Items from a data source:
|---|

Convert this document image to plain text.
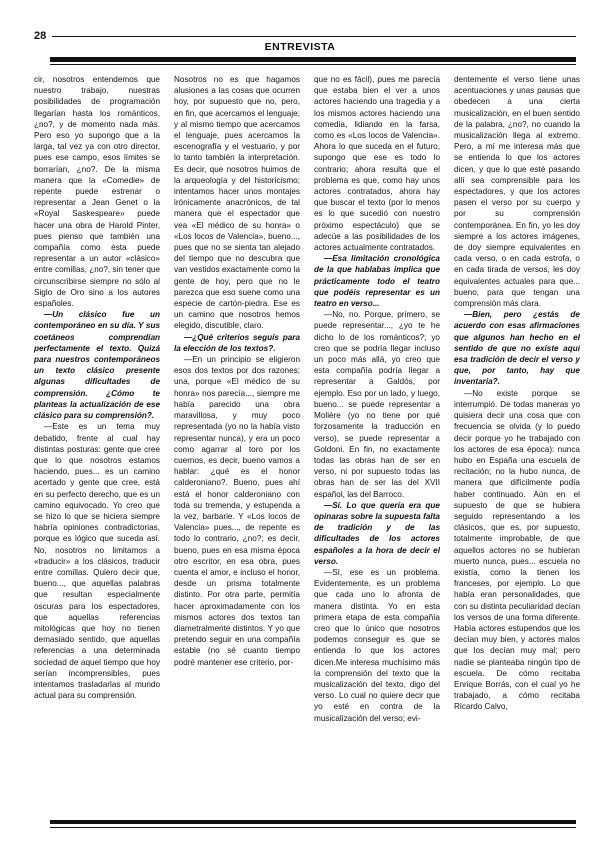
28
ENTREVISTA

cir, nosotros entendemos que nuestro trabajo, nuestras posibilidades de programación llegarían hasta los románticos, ¿no?, y de momento nada más. Pero eso yo supongo que a la larga, tal vez ya con otro director, pues ese campo, esos límites se borrarían, ¿no?. De la misma manera que la «Comedie» de repente puede estrenar o representar a Jean Genet o la «Royal Saskespeare» puede hacer una obra de Harold Pinter, pues pienso que también una compañía como ésta puede representar a un autor «clásico» entre comillas, ¿no?, sin tener que circunscribirse siempre no sólo al Siglo de Oro sino a los autores españoles.

—Un clásico fue un contemporáneo en su día. Y sus coetáneos comprendían perfectamente el texto. Quizá para nuestros contemporáneos un texto clásico presente algunas dificultades de comprensión. ¿Cómo te planteas la actualización de ese clásico para su comprensión?.

—Este es un tema muy debatido, frente al cual hay distintas posturas: gente que cree que lo que nosotros estamos haciendo, pues... es un camino acertado y gente que cree, está en su perfecto derecho, que es un camino equivocado. Yo creo que se hizo lo que se hiciera siempre habría opiniones contradictorias, porque es lógico que suceda así. No, nosotros no limitamos a «traducir» a los clásicos, traducir entre comillas. Quiero decir que, bueno..., que aquellas palabras que resultan especialmente oscuras para los espectadores, que aquellas referencias mitológicas que hoy no tienen demasiado sentido, que aquellas referencias a una determinada sociedad de aquel tiempo que hoy serían incomprensibles, pues intentamos trasladarlas al mundo actual para su comprensión.

Nosotros no es que hagamos alusiones a las cosas que ocurren hoy, por supuesto que no, pero, en fin, que acercamos el lenguaje; y al mismo tiempo que acercamos el lenguaje, pues acercamos la escenografía y el vestuario, y por lo tanto también la interpretación. Es decir, que nosotros huimos de la arqueología y del historicismo; intentamos hacer unos montajes irónicamente anacrónicos, de tal manera que el espectador que vea «El médico de su honra» o «Los locos de Valencia», bueno..., pues que no se sienta tan alejado del tiempo que no descubra que van vestidos exactamente como la gente de hoy, pero que no le parezca que eso suene como una especie de cartón-piedra. Ese es un camino que nosotros hemos elegido, discutible, claro.

—¿Qué criterios seguís para la elección de los textos?.

—En un principio se eligieron esos dos textos por dos razones; una, porque «El médico de su honra» nos parecía..., siempre me había parecido una obra maravillosa, y muy poco representada (yo no la había visto representar nunca), y era un poco como agarrar al toro por los cuernos, es decir, bueno vamos a hablar: ¿qué es el honor calderoniano?. Bueno, pues ahí está el honor calderoniano con toda su tremenda, y estupenda a la vez, barbarie. Y «Los locos de Valencia» pues..., de repente es todo lo contrario, ¿no?; es decir, bueno, pues en esa misma época otro escritor, en esa obra, pues cuenta el amor, e incluso el honor, desde un prisma totalmente distinto. Por otra parte, permitía hacer aproximadamente con los mismos actores dos textos tan diametralmente distintos. Y yo que pretendo seguir en una compañía estable (no sé cuanto tiempo podré mantener ese criterio, por-

que no es fácil), pues me parecía que estaba bien el ver a unos actores haciendo una tragedia y a los mismos actores haciendo una comedia, lidiando en la farsa, como es «Los locos de Valencia». Ahora lo que suceda en el futuro, supongo que ese es todo lo contrario; ahora resulta que el problema es que, como hay unos actores contratados, ahora hay que buscar el texto (por lo menos es lo que sucedió con nuestro próximo espectáculo) que se adecúe a las posibilidades de los actores actualmente contratados.

—Esa limitación cronológica de la que hablabas implica que prácticamente todo el teatro que podéis representar es un teatro en verso...

—No, no. Porque, primero, se puede representar..., ¿yo te he dicho lo de los románticos?; yo creo que se podría llegar incluso un poco más allá, yo creo que esta compañía podría llegar a representar a Galdós, por ejemplo. Eso por un lado, y luego, bueno... se puede representar a Molière (yo no tiene por qué forzosamente la traducción en verso), se puede representar a Goldoni. En fin, no exactamente todas las obras han de ser en verso, ni por supuesto todas las obras han de ser las del XVII español, las del Barroco.

—Sí. Lo que quería era que opinaras sobre la supuesta falta de tradición y de las dificultades de los actores españoles a la hora de decir el verso.

—Sí, ese es un problema. Evidentemente, es un problema que cada uno lo afronta de manera distinta. Yo en esta primera etapa de esta compañía creo que lo único que nosotros podemos conseguir es que se entienda lo que los actores dicen.Me interesa muchísimo más la comprensión del texto que la musicalización del texto, digo del verso. Lo cual no quiere decir que yo esté en contra de la musicalización del verso; evi-

dentemente el verso tiene unas acentuaciones y unas pausas que obedecen a una cierta musicalización, en el buen sentido de la palabra, ¿no?, no cuando la musicalización llega al extremo. Pero, a mí me interesa más que se entienda lo que los actores dicen, y que lo que esté pasando allí sea comprensible para los espectadores, y que los actores pasen el verso por su cuerpo y por su comprensión contemporánea. En fin, yo les doy siempre a los actores imágenes, de doy siempre equivalentes en cada verso, o en cada estrofa, o en cada tirada de versos, les doy equivalentes actuales para que... bueno, para que tengan una comprensión más clara.

—Bien, pero ¿estás de acuerdo con esas afirmaciones que algunos han hecho en el sentido de que no existe aquí esa tradición de decir el verso y que, por tanto, hay que inventaria?.

—No existe porque se interrumpió. De todas maneras yo quisiera decir una cosa que con frecuencia se olvida (y lo puedo decir porque yo he trabajado con los actores de esa época): nunca hubo en España una escuela de recitación; no la hubo nunca, de manera que difícilmente podía haber continuado. Aún en el supuesto de que se hubiera seguido representando a los clásicos, que es, por supuesto, totalmente improbable, de que aquellos actores no se hubieran muerto nunca, pues... escuela no existía, como la tienen los franceses, por ejemplo. Lo que había eran personalidades, que con su distinta peculiaridad decían los versos de una forma diferente. Había actores estupendos que los decían muy bien, y actores malos que los decían muy mal; pero nadie se planteaba ningún tipo de escuela. De cómo recitaba Enrique Borrás, con el cual yo he trabajado, a cómo recitaba Ricardo Calvo,
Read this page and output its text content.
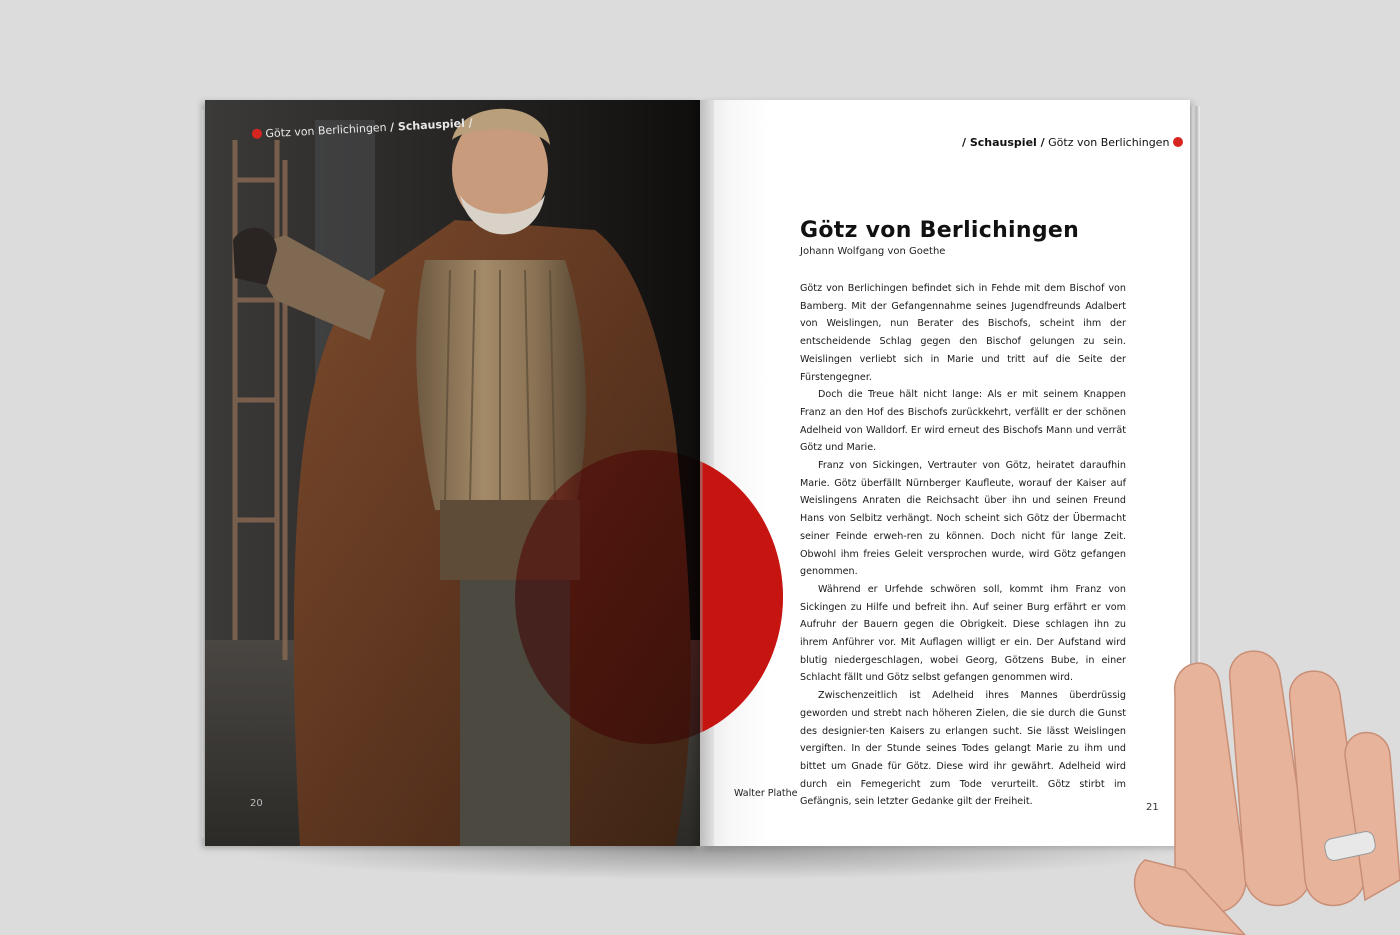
Götz von Berlichingen / Schauspiel /
/ Schauspiel / Götz von Berlichingen
Götz von Berlichingen
Johann Wolfgang von Goethe

Götz von Berlichingen befindet sich in Fehde mit dem Bischof von Bamberg. Mit der Gefangennahme seines Jugendfreunds Adalbert von Weislingen, nun Berater des Bischofs, scheint ihm der entscheidende Schlag gegen den Bischof gelungen zu sein. Weislingen verliebt sich in Marie und tritt auf die Seite der Fürstengegner.

Doch die Treue hält nicht lange: Als er mit seinem Knappen Franz an den Hof des Bischofs zurückkehrt, verfällt er der schönen Adelheid von Walldorf. Er wird erneut des Bischofs Mann und verrät Götz und Marie.

Franz von Sickingen, Vertrauter von Götz, heiratet daraufhin Marie. Götz überfällt Nürnberger Kaufleute, worauf der Kaiser auf Weislingens Anraten die Reichsacht über ihn und seinen Freund Hans von Selbitz verhängt. Noch scheint sich Götz der Übermacht seiner Feinde erweh-ren zu können. Doch nicht für lange Zeit. Obwohl ihm freies Geleit versprochen wurde, wird Götz gefangen genommen.

Während er Urfehde schwören soll, kommt ihm Franz von Sickingen zu Hilfe und befreit ihn. Auf seiner Burg erfährt er vom Aufruhr der Bauern gegen die Obrigkeit. Diese schlagen ihn zu ihrem Anführer vor. Mit Auflagen willigt er ein. Der Aufstand wird blutig niedergeschlagen, wobei Georg, Götzens Bube, in einer Schlacht fällt und Götz selbst gefangen genommen wird.

Zwischenzeitlich ist Adelheid ihres Mannes überdrüssig geworden und strebt nach höheren Zielen, die sie durch die Gunst des designier-ten Kaisers zu erlangen sucht. Sie lässt Weislingen vergiften. In der Stunde seines Todes gelangt Marie zu ihm und bittet um Gnade für Götz. Diese wird ihr gewährt. Adelheid wird durch ein Femegericht zum Tode verurteilt. Götz stirbt im Gefängnis, sein letzter Gedanke gilt der Freiheit.

Walter Plathe
20	21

|---|

TASK → Which of the lines above hold the string "Diese"? Copy each one.

RESPONSE TO THIS EXERCISE →
Während er Urfehde schwören soll, kommt ihm Franz von Sickingen zu Hilfe und befreit ihn. Auf seiner Burg erfährt er vom Aufruhr der Bauern gegen die Obrigkeit. Diese schlagen ihn zu ihrem Anführer vor. Mit Auflagen willigt er ein. Der Aufstand wird blutig niedergeschlagen, wobei Georg, Götzens Bube, in einer Schlacht fällt und Götz selbst gefangen genommen wird.
Zwischenzeitlich ist Adelheid ihres Mannes überdrüssig geworden und strebt nach höheren Zielen, die sie durch die Gunst des designier-ten Kaisers zu erlangen sucht. Sie lässt Weislingen vergiften. In der Stunde seines Todes gelangt Marie zu ihm und bittet um Gnade für Götz. Diese wird ihr gewährt. Adelheid wird durch ein Femegericht zum Tode verurteilt. Götz stirbt im Gefängnis, sein letzter Gedanke gilt der Freiheit.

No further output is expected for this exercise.